■ **DATA PROVIDED**
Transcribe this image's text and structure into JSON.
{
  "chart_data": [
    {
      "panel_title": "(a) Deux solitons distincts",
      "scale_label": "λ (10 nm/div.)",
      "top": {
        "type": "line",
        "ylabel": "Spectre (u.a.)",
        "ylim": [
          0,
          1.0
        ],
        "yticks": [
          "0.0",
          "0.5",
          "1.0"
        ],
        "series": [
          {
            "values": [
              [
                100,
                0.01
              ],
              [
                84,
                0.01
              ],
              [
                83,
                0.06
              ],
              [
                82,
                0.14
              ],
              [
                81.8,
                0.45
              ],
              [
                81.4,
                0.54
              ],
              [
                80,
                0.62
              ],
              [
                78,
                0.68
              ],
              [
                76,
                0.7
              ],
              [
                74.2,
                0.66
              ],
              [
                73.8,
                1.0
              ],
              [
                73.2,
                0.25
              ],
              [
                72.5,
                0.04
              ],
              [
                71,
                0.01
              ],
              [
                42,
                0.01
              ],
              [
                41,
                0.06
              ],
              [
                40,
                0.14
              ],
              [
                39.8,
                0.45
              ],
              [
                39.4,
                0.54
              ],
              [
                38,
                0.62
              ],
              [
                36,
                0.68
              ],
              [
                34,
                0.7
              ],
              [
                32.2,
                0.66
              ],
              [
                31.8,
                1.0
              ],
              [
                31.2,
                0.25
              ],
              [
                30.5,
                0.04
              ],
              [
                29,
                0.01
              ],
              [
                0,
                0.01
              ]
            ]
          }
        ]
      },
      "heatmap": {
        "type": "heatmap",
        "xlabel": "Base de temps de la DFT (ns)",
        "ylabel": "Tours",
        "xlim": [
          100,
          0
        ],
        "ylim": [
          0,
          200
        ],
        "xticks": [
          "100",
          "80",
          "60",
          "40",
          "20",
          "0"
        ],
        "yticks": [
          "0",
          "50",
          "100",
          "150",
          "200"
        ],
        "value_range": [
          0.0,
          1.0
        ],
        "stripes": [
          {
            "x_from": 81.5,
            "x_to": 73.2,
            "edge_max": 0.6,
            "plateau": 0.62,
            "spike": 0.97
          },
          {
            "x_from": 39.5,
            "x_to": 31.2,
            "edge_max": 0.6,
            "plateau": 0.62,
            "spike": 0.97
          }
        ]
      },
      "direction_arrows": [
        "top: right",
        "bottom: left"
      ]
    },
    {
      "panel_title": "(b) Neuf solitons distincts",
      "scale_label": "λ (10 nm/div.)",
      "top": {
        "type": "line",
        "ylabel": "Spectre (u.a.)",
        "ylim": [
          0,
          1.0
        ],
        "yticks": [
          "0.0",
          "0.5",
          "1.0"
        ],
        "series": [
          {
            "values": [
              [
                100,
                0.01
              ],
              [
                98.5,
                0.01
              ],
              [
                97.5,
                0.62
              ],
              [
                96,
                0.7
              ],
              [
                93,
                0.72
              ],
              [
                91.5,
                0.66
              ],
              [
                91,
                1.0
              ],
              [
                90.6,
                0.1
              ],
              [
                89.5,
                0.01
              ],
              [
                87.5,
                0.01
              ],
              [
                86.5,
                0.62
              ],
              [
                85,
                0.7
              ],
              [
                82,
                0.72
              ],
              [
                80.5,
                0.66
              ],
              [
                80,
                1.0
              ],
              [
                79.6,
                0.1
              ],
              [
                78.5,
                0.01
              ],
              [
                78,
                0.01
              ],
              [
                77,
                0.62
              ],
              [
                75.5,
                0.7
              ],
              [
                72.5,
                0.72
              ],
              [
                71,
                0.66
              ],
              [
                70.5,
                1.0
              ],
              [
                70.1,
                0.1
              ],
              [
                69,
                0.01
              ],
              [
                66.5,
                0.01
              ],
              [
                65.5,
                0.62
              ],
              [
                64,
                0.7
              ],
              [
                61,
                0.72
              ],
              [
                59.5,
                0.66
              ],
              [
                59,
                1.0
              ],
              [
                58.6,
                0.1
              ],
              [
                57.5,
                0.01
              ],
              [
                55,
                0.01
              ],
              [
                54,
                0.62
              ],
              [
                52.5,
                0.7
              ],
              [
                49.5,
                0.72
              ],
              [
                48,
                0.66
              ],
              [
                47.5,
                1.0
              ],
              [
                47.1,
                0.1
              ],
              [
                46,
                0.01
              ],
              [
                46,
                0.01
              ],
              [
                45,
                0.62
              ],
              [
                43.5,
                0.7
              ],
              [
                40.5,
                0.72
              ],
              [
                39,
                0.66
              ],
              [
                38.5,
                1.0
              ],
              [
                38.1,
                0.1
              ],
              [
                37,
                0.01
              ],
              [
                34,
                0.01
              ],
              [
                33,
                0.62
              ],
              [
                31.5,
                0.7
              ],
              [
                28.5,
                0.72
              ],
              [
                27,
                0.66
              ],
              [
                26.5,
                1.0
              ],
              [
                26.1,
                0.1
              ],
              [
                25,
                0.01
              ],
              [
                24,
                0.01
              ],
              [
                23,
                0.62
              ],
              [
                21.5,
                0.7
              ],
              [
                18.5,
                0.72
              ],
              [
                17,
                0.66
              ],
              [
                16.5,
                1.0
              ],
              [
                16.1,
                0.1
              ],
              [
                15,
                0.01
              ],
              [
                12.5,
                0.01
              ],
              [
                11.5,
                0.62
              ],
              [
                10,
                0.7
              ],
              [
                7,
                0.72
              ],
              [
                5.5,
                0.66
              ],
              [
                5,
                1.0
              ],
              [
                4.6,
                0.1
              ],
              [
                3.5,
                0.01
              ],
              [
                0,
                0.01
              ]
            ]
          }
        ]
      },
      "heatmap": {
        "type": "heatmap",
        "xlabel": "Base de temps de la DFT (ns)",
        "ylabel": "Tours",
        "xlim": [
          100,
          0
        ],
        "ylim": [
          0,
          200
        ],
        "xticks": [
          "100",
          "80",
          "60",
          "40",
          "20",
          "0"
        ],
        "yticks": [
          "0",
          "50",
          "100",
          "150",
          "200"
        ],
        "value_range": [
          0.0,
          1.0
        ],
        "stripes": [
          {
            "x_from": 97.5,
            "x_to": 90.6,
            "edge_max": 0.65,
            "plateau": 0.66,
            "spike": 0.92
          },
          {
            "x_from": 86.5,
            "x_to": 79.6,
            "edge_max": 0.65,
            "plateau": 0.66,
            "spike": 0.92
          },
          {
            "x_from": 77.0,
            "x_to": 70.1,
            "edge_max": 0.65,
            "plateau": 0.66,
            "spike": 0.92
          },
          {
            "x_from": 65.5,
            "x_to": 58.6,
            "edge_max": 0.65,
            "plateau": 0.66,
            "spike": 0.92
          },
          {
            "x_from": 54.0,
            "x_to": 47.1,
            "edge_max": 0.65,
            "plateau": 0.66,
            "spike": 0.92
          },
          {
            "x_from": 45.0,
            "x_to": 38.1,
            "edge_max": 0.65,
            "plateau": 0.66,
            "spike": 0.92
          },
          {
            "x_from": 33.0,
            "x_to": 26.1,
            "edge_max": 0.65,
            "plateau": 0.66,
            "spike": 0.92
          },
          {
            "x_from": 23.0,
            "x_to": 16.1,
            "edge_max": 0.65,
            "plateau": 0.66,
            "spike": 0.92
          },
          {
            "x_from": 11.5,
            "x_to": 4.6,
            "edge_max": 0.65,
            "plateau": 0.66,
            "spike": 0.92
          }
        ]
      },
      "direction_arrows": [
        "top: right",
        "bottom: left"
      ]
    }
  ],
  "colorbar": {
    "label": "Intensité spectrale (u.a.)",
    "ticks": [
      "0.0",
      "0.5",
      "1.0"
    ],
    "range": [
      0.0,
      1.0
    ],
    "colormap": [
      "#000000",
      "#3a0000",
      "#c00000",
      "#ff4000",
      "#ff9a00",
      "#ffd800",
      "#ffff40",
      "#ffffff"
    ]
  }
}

■ **TO DO**
Repeat the entries shown above, every one, word for word.

■ **COMPLETE ANSWER**
Transcribe this image's text and structure into JSON.
{
  "chart_data": [
    {
      "panel_title": "(a) Deux solitons distincts",
      "scale_label": "λ (10 nm/div.)",
      "top": {
        "type": "line",
        "ylabel": "Spectre (u.a.)",
        "ylim": [
          0,
          1.0
        ],
        "yticks": [
          "0.0",
          "0.5",
          "1.0"
        ],
        "series": [
          {
            "values": [
              [
                100,
                0.01
              ],
              [
                84,
                0.01
              ],
              [
                83,
                0.06
              ],
              [
                82,
                0.14
              ],
              [
                81.8,
                0.45
              ],
              [
                81.4,
                0.54
              ],
              [
                80,
                0.62
              ],
              [
                78,
                0.68
              ],
              [
                76,
                0.7
              ],
              [
                74.2,
                0.66
              ],
              [
                73.8,
                1.0
              ],
              [
                73.2,
                0.25
              ],
              [
                72.5,
                0.04
              ],
              [
                71,
                0.01
              ],
              [
                42,
                0.01
              ],
              [
                41,
                0.06
              ],
              [
                40,
                0.14
              ],
              [
                39.8,
                0.45
              ],
              [
                39.4,
                0.54
              ],
              [
                38,
                0.62
              ],
              [
                36,
                0.68
              ],
              [
                34,
                0.7
              ],
              [
                32.2,
                0.66
              ],
              [
                31.8,
                1.0
              ],
              [
                31.2,
                0.25
              ],
              [
                30.5,
                0.04
              ],
              [
                29,
                0.01
              ],
              [
                0,
                0.01
              ]
            ]
          }
        ]
      },
      "heatmap": {
        "type": "heatmap",
        "xlabel": "Base de temps de la DFT (ns)",
        "ylabel": "Tours",
        "xlim": [
          100,
          0
        ],
        "ylim": [
          0,
          200
        ],
        "xticks": [
          "100",
          "80",
          "60",
          "40",
          "20",
          "0"
        ],
        "yticks": [
          "0",
          "50",
          "100",
          "150",
          "200"
        ],
        "value_range": [
          0.0,
          1.0
        ],
        "stripes": [
          {
            "x_from": 81.5,
            "x_to": 73.2,
            "edge_max": 0.6,
            "plateau": 0.62,
            "spike": 0.97
          },
          {
            "x_from": 39.5,
            "x_to": 31.2,
            "edge_max": 0.6,
            "plateau": 0.62,
            "spike": 0.97
          }
        ]
      },
      "direction_arrows": [
        "top: right",
        "bottom: left"
      ]
    },
    {
      "panel_title": "(b) Neuf solitons distincts",
      "scale_label": "λ (10 nm/div.)",
      "top": {
        "type": "line",
        "ylabel": "Spectre (u.a.)",
        "ylim": [
          0,
          1.0
        ],
        "yticks": [
          "0.0",
          "0.5",
          "1.0"
        ],
        "series": [
          {
            "values": [
              [
                100,
                0.01
              ],
              [
                98.5,
                0.01
              ],
              [
                97.5,
                0.62
              ],
              [
                96,
                0.7
              ],
              [
                93,
                0.72
              ],
              [
                91.5,
                0.66
              ],
              [
                91,
                1.0
              ],
              [
                90.6,
                0.1
              ],
              [
                89.5,
                0.01
              ],
              [
                87.5,
                0.01
              ],
              [
                86.5,
                0.62
              ],
              [
                85,
                0.7
              ],
              [
                82,
                0.72
              ],
              [
                80.5,
                0.66
              ],
              [
                80,
                1.0
              ],
              [
                79.6,
                0.1
              ],
              [
                78.5,
                0.01
              ],
              [
                78,
                0.01
              ],
              [
                77,
                0.62
              ],
              [
                75.5,
                0.7
              ],
              [
                72.5,
                0.72
              ],
              [
                71,
                0.66
              ],
              [
                70.5,
                1.0
              ],
              [
                70.1,
                0.1
              ],
              [
                69,
                0.01
              ],
              [
                66.5,
                0.01
              ],
              [
                65.5,
                0.62
              ],
              [
                64,
                0.7
              ],
              [
                61,
                0.72
              ],
              [
                59.5,
                0.66
              ],
              [
                59,
                1.0
              ],
              [
                58.6,
                0.1
              ],
              [
                57.5,
                0.01
              ],
              [
                55,
                0.01
              ],
              [
                54,
                0.62
              ],
              [
                52.5,
                0.7
              ],
              [
                49.5,
                0.72
              ],
              [
                48,
                0.66
              ],
              [
                47.5,
                1.0
              ],
              [
                47.1,
                0.1
              ],
              [
                46,
                0.01
              ],
              [
                46,
                0.01
              ],
              [
                45,
                0.62
              ],
              [
                43.5,
                0.7
              ],
              [
                40.5,
                0.72
              ],
              [
                39,
                0.66
              ],
              [
                38.5,
                1.0
              ],
              [
                38.1,
                0.1
              ],
              [
                37,
                0.01
              ],
              [
                34,
                0.01
              ],
              [
                33,
                0.62
              ],
              [
                31.5,
                0.7
              ],
              [
                28.5,
                0.72
              ],
              [
                27,
                0.66
              ],
              [
                26.5,
                1.0
              ],
              [
                26.1,
                0.1
              ],
              [
                25,
                0.01
              ],
              [
                24,
                0.01
              ],
              [
                23,
                0.62
              ],
              [
                21.5,
                0.7
              ],
              [
                18.5,
                0.72
              ],
              [
                17,
                0.66
              ],
              [
                16.5,
                1.0
              ],
              [
                16.1,
                0.1
              ],
              [
                15,
                0.01
              ],
              [
                12.5,
                0.01
              ],
              [
                11.5,
                0.62
              ],
              [
                10,
                0.7
              ],
              [
                7,
                0.72
              ],
              [
                5.5,
                0.66
              ],
              [
                5,
                1.0
              ],
              [
                4.6,
                0.1
              ],
              [
                3.5,
                0.01
              ],
              [
                0,
                0.01
              ]
            ]
          }
        ]
      },
      "heatmap": {
        "type": "heatmap",
        "xlabel": "Base de temps de la DFT (ns)",
        "ylabel": "Tours",
        "xlim": [
          100,
          0
        ],
        "ylim": [
          0,
          200
        ],
        "xticks": [
          "100",
          "80",
          "60",
          "40",
          "20",
          "0"
        ],
        "yticks": [
          "0",
          "50",
          "100",
          "150",
          "200"
        ],
        "value_range": [
          0.0,
          1.0
        ],
        "stripes": [
          {
            "x_from": 97.5,
            "x_to": 90.6,
            "edge_max": 0.65,
            "plateau": 0.66,
            "spike": 0.92
          },
          {
            "x_from": 86.5,
            "x_to": 79.6,
            "edge_max": 0.65,
            "plateau": 0.66,
            "spike": 0.92
          },
          {
            "x_from": 77.0,
            "x_to": 70.1,
            "edge_max": 0.65,
            "plateau": 0.66,
            "spike": 0.92
          },
          {
            "x_from": 65.5,
            "x_to": 58.6,
            "edge_max": 0.65,
            "plateau": 0.66,
            "spike": 0.92
          },
          {
            "x_from": 54.0,
            "x_to": 47.1,
            "edge_max": 0.65,
            "plateau": 0.66,
            "spike": 0.92
          },
          {
            "x_from": 45.0,
            "x_to": 38.1,
            "edge_max": 0.65,
            "plateau": 0.66,
            "spike": 0.92
          },
          {
            "x_from": 33.0,
            "x_to": 26.1,
            "edge_max": 0.65,
            "plateau": 0.66,
            "spike": 0.92
          },
          {
            "x_from": 23.0,
            "x_to": 16.1,
            "edge_max": 0.65,
            "plateau": 0.66,
            "spike": 0.92
          },
          {
            "x_from": 11.5,
            "x_to": 4.6,
            "edge_max": 0.65,
            "plateau": 0.66,
            "spike": 0.92
          }
        ]
      },
      "direction_arrows": [
        "top: right",
        "bottom: left"
      ]
    }
  ],
  "colorbar": {
    "label": "Intensité spectrale (u.a.)",
    "ticks": [
      "0.0",
      "0.5",
      "1.0"
    ],
    "range": [
      0.0,
      1.0
    ],
    "colormap": [
      "#000000",
      "#3a0000",
      "#c00000",
      "#ff4000",
      "#ff9a00",
      "#ffd800",
      "#ffff40",
      "#ffffff"
    ]
  }
}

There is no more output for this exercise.